*** INPUT MATERIAL ***

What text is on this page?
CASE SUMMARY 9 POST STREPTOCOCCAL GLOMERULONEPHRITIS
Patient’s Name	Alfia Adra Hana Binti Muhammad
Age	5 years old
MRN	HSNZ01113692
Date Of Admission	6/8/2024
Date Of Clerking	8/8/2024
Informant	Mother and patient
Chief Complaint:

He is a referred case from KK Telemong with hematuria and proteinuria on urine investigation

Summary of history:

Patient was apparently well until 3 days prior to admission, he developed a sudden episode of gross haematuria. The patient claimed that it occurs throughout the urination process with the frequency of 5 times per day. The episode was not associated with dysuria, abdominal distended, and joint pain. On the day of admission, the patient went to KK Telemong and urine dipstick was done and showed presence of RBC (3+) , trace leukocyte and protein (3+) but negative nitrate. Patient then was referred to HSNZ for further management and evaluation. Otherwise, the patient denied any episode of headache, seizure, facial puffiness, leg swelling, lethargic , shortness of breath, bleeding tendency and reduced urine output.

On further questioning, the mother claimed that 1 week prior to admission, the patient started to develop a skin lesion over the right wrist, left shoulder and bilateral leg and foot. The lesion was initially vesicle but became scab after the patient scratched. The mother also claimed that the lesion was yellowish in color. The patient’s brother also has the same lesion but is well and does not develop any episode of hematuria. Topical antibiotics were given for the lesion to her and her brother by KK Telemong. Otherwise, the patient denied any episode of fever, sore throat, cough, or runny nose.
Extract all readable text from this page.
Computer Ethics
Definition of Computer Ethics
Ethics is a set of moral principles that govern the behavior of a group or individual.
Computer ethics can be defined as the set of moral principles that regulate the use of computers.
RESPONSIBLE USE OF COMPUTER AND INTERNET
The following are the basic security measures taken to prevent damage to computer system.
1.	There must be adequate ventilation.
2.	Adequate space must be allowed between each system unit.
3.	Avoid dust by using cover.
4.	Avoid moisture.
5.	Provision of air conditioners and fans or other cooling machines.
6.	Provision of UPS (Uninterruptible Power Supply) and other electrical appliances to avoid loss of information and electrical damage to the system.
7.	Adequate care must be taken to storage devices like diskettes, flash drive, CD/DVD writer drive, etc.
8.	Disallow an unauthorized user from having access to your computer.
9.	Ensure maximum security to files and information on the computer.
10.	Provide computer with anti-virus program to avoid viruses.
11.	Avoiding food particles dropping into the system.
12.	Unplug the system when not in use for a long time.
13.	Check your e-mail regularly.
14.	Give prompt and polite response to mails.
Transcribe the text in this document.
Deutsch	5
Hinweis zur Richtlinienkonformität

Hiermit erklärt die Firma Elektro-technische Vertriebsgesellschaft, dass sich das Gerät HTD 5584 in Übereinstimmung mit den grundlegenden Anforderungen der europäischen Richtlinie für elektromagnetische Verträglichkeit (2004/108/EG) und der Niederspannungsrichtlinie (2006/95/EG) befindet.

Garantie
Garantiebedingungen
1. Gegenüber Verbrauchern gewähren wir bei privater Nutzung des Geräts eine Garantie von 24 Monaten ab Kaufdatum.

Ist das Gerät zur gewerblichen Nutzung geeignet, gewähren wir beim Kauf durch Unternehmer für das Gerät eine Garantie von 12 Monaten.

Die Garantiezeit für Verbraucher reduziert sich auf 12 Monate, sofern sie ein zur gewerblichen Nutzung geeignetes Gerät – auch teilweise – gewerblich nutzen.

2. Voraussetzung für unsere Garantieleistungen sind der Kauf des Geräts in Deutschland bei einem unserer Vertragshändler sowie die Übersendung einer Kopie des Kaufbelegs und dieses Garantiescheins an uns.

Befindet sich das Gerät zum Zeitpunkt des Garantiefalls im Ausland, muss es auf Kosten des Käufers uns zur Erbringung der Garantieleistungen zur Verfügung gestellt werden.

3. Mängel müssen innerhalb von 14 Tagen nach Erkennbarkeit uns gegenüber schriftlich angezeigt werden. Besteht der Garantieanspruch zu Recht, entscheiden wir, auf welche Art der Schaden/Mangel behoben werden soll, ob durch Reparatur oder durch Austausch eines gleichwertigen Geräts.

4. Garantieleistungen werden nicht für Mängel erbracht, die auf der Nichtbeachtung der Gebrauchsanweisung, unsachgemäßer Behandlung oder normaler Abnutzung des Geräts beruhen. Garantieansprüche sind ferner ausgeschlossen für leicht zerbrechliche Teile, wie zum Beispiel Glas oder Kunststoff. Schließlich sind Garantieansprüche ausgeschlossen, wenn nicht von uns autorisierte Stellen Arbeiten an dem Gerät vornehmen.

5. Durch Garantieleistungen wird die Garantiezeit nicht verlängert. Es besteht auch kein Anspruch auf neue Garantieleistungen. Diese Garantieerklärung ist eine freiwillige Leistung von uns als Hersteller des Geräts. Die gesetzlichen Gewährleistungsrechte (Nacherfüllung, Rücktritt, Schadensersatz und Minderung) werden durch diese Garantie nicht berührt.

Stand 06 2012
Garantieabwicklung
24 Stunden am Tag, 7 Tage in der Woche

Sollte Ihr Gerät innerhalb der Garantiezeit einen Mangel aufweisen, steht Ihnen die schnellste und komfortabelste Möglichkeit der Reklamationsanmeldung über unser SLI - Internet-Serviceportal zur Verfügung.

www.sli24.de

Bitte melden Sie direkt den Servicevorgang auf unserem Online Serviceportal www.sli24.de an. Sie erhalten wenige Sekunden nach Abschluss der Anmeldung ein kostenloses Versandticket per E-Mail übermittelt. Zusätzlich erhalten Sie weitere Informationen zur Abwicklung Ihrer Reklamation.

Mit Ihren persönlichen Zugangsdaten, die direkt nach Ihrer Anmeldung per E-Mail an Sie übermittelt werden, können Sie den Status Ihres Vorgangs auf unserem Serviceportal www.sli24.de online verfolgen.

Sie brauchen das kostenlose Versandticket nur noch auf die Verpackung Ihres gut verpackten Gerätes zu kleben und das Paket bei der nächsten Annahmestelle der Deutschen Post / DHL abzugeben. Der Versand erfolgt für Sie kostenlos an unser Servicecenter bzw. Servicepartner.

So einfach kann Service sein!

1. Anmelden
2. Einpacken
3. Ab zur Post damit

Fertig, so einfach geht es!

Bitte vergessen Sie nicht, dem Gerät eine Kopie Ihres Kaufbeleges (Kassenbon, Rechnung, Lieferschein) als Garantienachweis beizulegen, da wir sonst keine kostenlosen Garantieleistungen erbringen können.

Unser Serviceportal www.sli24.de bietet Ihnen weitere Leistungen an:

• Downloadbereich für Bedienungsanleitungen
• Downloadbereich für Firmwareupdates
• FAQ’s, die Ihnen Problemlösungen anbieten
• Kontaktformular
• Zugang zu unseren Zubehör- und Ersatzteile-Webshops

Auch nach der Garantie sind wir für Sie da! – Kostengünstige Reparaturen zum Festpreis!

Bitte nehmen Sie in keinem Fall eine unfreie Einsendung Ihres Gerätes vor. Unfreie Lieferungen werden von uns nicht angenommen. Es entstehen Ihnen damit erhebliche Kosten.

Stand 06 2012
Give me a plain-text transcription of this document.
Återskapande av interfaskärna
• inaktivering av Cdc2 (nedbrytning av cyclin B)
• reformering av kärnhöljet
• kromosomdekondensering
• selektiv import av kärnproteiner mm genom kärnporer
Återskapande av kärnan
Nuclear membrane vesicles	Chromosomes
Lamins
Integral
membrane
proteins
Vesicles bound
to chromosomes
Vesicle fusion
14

*** End of INPUT MATERIAL ***

EXERCISE - In these entries, some lines may contain the string "gewähren". Give the number of such lines and nothing more.

EXERCISE RESULT - 2